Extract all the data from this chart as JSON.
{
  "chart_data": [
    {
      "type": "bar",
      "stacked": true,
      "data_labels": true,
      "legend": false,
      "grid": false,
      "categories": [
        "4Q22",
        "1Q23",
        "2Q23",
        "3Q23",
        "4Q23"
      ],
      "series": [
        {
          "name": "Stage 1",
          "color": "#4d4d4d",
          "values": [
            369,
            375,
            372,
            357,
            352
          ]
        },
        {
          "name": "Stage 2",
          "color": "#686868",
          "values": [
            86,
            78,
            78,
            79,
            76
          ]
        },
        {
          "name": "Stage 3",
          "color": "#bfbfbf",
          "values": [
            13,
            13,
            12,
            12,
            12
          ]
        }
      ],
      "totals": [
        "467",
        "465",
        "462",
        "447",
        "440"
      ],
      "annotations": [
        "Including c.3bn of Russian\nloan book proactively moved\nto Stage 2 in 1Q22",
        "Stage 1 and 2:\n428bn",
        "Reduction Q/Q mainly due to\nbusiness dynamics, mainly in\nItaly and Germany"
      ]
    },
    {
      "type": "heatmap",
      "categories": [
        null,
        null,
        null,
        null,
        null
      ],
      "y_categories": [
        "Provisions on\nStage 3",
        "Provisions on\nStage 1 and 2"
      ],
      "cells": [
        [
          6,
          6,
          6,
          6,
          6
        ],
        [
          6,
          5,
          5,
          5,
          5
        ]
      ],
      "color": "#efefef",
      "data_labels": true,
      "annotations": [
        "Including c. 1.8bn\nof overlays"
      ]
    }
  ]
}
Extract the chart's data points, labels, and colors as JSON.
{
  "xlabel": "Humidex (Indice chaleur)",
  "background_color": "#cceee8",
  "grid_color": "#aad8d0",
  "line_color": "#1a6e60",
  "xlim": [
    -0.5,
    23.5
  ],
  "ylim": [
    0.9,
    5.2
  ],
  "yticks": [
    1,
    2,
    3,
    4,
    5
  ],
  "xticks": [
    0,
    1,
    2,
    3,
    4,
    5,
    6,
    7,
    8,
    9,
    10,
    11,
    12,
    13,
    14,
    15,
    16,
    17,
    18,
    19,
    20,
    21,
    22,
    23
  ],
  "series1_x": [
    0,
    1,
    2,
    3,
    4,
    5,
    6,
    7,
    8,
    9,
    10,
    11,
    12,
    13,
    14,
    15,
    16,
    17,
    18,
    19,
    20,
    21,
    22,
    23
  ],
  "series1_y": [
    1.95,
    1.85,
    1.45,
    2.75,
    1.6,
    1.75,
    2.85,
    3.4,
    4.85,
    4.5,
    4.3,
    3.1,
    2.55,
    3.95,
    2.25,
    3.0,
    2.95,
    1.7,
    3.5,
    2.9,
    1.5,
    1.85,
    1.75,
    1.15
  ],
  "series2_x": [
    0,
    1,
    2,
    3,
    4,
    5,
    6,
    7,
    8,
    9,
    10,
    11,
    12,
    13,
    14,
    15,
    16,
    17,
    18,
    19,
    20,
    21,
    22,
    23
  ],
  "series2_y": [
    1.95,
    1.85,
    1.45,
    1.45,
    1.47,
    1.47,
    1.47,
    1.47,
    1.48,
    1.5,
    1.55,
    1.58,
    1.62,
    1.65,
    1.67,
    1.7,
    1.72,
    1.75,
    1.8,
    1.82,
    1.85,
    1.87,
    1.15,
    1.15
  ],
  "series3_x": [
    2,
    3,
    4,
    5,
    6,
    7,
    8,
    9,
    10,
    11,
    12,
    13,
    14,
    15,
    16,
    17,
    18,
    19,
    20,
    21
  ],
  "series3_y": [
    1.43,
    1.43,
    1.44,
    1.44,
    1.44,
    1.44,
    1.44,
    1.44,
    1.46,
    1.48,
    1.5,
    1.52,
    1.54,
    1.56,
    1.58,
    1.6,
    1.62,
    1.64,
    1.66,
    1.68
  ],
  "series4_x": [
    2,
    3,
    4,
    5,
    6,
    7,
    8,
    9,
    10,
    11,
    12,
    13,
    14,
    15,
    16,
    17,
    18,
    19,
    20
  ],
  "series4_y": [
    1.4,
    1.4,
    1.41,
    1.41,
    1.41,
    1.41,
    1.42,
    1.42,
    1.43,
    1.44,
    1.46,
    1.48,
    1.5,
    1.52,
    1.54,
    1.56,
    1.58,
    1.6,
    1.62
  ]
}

================

■ Work to do ■
Take the listing above and set it down exactly.

■ The result ■
Extract all the data from this chart as JSON.
{
  "chart_data": [
    {
      "type": "bar",
      "stacked": true,
      "data_labels": true,
      "legend": false,
      "grid": false,
      "categories": [
        "4Q22",
        "1Q23",
        "2Q23",
        "3Q23",
        "4Q23"
      ],
      "series": [
        {
          "name": "Stage 1",
          "color": "#4d4d4d",
          "values": [
            369,
            375,
            372,
            357,
            352
          ]
        },
        {
          "name": "Stage 2",
          "color": "#686868",
          "values": [
            86,
            78,
            78,
            79,
            76
          ]
        },
        {
          "name": "Stage 3",
          "color": "#bfbfbf",
          "values": [
            13,
            13,
            12,
            12,
            12
          ]
        }
      ],
      "totals": [
        "467",
        "465",
        "462",
        "447",
        "440"
      ],
      "annotations": [
        "Including c.3bn of Russian\nloan book proactively moved\nto Stage 2 in 1Q22",
        "Stage 1 and 2:\n428bn",
        "Reduction Q/Q mainly due to\nbusiness dynamics, mainly in\nItaly and Germany"
      ]
    },
    {
      "type": "heatmap",
      "categories": [
        null,
        null,
        null,
        null,
        null
      ],
      "y_categories": [
        "Provisions on\nStage 3",
        "Provisions on\nStage 1 and 2"
      ],
      "cells": [
        [
          6,
          6,
          6,
          6,
          6
        ],
        [
          6,
          5,
          5,
          5,
          5
        ]
      ],
      "color": "#efefef",
      "data_labels": true,
      "annotations": [
        "Including c. 1.8bn\nof overlays"
      ]
    }
  ]
}
Extract the chart's data points, labels, and colors as JSON.
{
  "xlabel": "Humidex (Indice chaleur)",
  "background_color": "#cceee8",
  "grid_color": "#aad8d0",
  "line_color": "#1a6e60",
  "xlim": [
    -0.5,
    23.5
  ],
  "ylim": [
    0.9,
    5.2
  ],
  "yticks": [
    1,
    2,
    3,
    4,
    5
  ],
  "xticks": [
    0,
    1,
    2,
    3,
    4,
    5,
    6,
    7,
    8,
    9,
    10,
    11,
    12,
    13,
    14,
    15,
    16,
    17,
    18,
    19,
    20,
    21,
    22,
    23
  ],
  "series1_x": [
    0,
    1,
    2,
    3,
    4,
    5,
    6,
    7,
    8,
    9,
    10,
    11,
    12,
    13,
    14,
    15,
    16,
    17,
    18,
    19,
    20,
    21,
    22,
    23
  ],
  "series1_y": [
    1.95,
    1.85,
    1.45,
    2.75,
    1.6,
    1.75,
    2.85,
    3.4,
    4.85,
    4.5,
    4.3,
    3.1,
    2.55,
    3.95,
    2.25,
    3.0,
    2.95,
    1.7,
    3.5,
    2.9,
    1.5,
    1.85,
    1.75,
    1.15
  ],
  "series2_x": [
    0,
    1,
    2,
    3,
    4,
    5,
    6,
    7,
    8,
    9,
    10,
    11,
    12,
    13,
    14,
    15,
    16,
    17,
    18,
    19,
    20,
    21,
    22,
    23
  ],
  "series2_y": [
    1.95,
    1.85,
    1.45,
    1.45,
    1.47,
    1.47,
    1.47,
    1.47,
    1.48,
    1.5,
    1.55,
    1.58,
    1.62,
    1.65,
    1.67,
    1.7,
    1.72,
    1.75,
    1.8,
    1.82,
    1.85,
    1.87,
    1.15,
    1.15
  ],
  "series3_x": [
    2,
    3,
    4,
    5,
    6,
    7,
    8,
    9,
    10,
    11,
    12,
    13,
    14,
    15,
    16,
    17,
    18,
    19,
    20,
    21
  ],
  "series3_y": [
    1.43,
    1.43,
    1.44,
    1.44,
    1.44,
    1.44,
    1.44,
    1.44,
    1.46,
    1.48,
    1.5,
    1.52,
    1.54,
    1.56,
    1.58,
    1.6,
    1.62,
    1.64,
    1.66,
    1.68
  ],
  "series4_x": [
    2,
    3,
    4,
    5,
    6,
    7,
    8,
    9,
    10,
    11,
    12,
    13,
    14,
    15,
    16,
    17,
    18,
    19,
    20
  ],
  "series4_y": [
    1.4,
    1.4,
    1.41,
    1.41,
    1.41,
    1.41,
    1.42,
    1.42,
    1.43,
    1.44,
    1.46,
    1.48,
    1.5,
    1.52,
    1.54,
    1.56,
    1.58,
    1.6,
    1.62
  ]
}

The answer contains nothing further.